The request:
Find each line in the records below that contains the string "likes", matching case exactly, and copy those lines.

Dataset items

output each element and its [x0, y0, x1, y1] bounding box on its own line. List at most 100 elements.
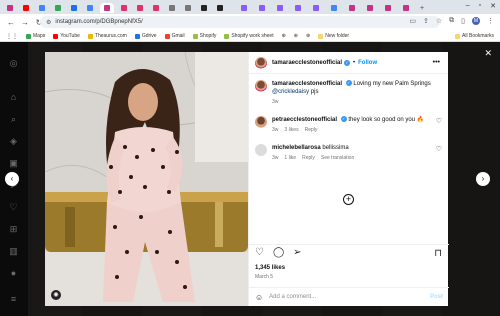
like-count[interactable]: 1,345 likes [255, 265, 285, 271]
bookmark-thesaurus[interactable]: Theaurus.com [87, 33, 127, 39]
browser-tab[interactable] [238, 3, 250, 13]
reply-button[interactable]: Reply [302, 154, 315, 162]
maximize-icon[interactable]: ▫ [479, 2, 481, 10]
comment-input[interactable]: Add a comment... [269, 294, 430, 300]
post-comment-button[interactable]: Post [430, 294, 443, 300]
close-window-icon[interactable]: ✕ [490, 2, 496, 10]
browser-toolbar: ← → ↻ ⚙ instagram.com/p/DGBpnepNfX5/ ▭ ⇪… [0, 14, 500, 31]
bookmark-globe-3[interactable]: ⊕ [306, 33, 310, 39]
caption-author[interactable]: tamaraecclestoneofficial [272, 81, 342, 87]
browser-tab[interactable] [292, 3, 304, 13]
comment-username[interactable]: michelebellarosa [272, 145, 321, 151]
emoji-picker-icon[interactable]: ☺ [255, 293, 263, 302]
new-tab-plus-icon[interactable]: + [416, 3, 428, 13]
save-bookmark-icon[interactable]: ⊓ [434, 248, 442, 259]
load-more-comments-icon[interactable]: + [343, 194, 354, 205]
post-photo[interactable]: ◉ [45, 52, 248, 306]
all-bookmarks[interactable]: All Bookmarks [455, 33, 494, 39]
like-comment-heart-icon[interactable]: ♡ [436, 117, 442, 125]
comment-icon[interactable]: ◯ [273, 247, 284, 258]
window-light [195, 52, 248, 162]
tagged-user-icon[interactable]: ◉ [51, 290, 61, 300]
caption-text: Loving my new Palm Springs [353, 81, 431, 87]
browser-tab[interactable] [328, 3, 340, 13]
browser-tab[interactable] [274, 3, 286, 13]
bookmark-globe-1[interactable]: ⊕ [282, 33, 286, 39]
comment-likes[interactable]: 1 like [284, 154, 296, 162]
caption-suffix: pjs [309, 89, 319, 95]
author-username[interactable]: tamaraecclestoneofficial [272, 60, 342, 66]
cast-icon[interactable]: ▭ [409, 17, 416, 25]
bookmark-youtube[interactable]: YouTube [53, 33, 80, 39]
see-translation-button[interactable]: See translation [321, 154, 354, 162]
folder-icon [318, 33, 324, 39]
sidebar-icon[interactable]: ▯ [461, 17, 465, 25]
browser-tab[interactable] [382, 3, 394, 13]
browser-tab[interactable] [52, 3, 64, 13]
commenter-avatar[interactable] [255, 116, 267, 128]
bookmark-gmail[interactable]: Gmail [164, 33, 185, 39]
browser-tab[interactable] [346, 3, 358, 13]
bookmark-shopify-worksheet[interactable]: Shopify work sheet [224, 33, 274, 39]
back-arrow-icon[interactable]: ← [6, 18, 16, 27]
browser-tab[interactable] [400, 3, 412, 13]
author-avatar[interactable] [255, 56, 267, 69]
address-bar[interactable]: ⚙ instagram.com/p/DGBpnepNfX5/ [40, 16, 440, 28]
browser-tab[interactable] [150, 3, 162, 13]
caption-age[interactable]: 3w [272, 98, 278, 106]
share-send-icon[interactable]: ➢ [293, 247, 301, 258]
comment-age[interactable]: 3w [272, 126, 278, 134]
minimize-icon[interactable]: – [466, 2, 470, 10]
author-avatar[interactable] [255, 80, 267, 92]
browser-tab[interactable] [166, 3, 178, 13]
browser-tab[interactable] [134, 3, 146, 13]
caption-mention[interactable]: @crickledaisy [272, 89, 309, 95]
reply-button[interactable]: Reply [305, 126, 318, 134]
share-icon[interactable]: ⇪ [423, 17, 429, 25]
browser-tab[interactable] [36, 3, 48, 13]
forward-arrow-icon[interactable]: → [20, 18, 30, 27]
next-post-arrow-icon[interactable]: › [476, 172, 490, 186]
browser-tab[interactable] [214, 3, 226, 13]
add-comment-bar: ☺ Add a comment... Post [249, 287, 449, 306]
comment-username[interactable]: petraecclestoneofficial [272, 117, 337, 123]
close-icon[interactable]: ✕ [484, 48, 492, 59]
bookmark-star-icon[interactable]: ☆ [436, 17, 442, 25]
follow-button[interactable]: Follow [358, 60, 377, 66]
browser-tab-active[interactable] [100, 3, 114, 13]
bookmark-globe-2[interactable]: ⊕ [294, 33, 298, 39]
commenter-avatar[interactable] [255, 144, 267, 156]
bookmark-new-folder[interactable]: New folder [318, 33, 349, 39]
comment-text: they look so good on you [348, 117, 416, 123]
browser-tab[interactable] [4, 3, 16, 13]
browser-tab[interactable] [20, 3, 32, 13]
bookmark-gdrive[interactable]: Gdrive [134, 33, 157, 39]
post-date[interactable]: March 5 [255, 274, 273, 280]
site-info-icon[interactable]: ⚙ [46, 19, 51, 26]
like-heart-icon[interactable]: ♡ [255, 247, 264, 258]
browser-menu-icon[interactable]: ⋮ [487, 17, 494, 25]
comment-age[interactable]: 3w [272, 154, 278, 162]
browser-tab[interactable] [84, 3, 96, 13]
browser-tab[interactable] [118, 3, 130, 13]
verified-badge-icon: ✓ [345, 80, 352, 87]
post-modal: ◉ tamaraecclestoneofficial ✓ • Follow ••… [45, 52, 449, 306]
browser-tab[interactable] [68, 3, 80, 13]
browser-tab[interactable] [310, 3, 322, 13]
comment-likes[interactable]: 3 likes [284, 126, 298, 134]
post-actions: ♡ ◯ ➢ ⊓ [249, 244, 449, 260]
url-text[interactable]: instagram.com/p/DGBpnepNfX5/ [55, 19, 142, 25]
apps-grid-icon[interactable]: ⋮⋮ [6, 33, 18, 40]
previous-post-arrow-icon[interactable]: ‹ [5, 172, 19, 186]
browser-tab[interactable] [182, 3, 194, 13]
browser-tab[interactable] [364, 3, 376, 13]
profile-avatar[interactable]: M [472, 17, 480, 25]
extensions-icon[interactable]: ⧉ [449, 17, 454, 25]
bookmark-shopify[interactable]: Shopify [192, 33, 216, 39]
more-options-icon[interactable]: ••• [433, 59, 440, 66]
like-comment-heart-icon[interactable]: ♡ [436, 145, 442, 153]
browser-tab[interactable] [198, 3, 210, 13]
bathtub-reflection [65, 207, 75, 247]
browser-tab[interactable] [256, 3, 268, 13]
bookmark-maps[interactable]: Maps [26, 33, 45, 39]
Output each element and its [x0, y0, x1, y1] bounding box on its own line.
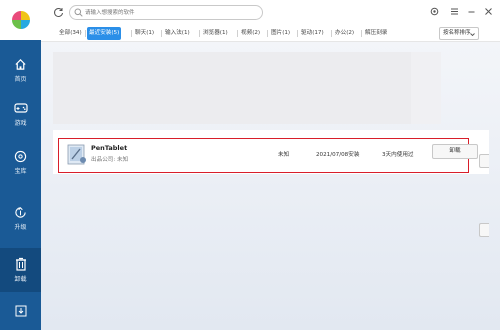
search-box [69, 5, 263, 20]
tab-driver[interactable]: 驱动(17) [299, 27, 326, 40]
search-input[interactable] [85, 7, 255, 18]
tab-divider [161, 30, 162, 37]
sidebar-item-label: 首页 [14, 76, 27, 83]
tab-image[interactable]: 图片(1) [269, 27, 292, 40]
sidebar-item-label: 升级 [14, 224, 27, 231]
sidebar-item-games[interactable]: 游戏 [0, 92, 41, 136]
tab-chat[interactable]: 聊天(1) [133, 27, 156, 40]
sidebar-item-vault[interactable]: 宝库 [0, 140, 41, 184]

Written response:
like-count[interactable]: 1,345 likes [255, 265, 285, 271]
comment-likes[interactable]: 1 like [284, 154, 296, 162]
comment-likes[interactable]: 3 likes [284, 126, 298, 134]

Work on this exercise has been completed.